Do this
Read the listing and extract each line that includes the word "title".

— begin —

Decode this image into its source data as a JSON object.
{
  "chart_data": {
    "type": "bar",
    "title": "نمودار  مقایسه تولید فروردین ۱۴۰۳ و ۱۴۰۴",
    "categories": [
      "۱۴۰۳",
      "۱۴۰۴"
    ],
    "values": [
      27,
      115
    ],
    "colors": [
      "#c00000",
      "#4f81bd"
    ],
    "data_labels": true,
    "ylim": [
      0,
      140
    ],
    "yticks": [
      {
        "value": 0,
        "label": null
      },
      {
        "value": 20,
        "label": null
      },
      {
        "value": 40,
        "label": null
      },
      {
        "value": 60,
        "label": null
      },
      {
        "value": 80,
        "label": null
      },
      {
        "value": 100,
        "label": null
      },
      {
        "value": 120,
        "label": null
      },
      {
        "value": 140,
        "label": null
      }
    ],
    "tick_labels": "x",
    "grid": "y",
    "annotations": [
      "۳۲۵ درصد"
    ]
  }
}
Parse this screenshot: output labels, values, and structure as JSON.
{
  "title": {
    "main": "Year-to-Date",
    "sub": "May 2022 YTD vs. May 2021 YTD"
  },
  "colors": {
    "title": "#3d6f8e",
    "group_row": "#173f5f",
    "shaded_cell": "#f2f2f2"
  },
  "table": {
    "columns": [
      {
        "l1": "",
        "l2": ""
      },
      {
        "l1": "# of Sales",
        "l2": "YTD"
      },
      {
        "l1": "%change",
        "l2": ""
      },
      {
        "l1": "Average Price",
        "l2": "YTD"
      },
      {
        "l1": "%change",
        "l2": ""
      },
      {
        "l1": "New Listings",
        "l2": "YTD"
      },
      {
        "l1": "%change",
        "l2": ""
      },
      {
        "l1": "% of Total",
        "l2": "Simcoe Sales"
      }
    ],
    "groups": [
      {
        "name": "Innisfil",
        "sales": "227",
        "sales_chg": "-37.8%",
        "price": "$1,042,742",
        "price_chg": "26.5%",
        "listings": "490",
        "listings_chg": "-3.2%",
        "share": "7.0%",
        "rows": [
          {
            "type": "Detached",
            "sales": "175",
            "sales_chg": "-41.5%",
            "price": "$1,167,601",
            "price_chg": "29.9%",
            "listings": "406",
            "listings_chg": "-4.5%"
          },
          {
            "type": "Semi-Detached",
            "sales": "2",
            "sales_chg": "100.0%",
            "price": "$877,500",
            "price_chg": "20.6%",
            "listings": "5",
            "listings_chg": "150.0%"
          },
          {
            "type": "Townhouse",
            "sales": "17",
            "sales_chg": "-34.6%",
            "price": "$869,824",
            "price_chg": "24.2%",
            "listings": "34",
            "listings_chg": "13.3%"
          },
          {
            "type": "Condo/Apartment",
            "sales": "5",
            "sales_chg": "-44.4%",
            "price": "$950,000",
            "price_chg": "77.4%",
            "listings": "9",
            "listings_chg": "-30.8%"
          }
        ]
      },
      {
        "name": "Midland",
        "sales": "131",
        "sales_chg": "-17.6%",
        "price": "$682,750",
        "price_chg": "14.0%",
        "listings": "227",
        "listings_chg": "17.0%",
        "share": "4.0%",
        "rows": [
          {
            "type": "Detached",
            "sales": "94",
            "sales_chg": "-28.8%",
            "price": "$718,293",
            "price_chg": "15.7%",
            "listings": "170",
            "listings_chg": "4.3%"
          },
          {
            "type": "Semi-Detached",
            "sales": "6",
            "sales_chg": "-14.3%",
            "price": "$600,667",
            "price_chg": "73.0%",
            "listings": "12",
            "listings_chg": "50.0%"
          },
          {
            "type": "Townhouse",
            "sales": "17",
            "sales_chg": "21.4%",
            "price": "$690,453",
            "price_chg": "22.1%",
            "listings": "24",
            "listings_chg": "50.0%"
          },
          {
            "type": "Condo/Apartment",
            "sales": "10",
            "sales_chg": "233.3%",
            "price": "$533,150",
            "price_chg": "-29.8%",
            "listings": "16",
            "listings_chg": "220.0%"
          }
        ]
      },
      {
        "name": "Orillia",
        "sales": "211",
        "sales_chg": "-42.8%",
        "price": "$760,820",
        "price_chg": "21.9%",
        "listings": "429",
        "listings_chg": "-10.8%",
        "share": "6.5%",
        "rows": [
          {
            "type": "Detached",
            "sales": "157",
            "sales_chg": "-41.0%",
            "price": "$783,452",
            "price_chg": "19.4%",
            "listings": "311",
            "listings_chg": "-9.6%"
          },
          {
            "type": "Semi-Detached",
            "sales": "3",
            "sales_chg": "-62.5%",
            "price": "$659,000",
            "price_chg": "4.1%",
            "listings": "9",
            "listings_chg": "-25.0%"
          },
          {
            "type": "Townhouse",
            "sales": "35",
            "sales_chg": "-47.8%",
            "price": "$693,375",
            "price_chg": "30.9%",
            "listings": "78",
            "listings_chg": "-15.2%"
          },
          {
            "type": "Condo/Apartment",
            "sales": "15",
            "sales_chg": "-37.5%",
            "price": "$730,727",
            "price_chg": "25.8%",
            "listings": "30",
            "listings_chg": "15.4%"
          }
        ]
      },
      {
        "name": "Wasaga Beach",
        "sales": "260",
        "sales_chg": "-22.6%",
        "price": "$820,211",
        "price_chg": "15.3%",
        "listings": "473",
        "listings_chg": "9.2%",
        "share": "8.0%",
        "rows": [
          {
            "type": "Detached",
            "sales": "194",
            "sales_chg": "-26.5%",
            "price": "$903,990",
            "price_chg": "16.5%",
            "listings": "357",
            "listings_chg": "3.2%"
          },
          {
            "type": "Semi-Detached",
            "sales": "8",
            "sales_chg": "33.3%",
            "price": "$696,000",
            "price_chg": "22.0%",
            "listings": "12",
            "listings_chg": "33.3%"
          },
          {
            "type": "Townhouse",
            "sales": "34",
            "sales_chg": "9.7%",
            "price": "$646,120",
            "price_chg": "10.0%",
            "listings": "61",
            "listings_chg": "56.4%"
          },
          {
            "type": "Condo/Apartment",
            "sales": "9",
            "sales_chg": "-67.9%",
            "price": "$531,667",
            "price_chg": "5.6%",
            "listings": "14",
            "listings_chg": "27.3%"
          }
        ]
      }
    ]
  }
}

— end —

Result of this task
    "title": "نمودار  مقایسه تولید فروردین ۱۴۰۳ و ۱۴۰۴",
  "title": {
    "title": "#3d6f8e",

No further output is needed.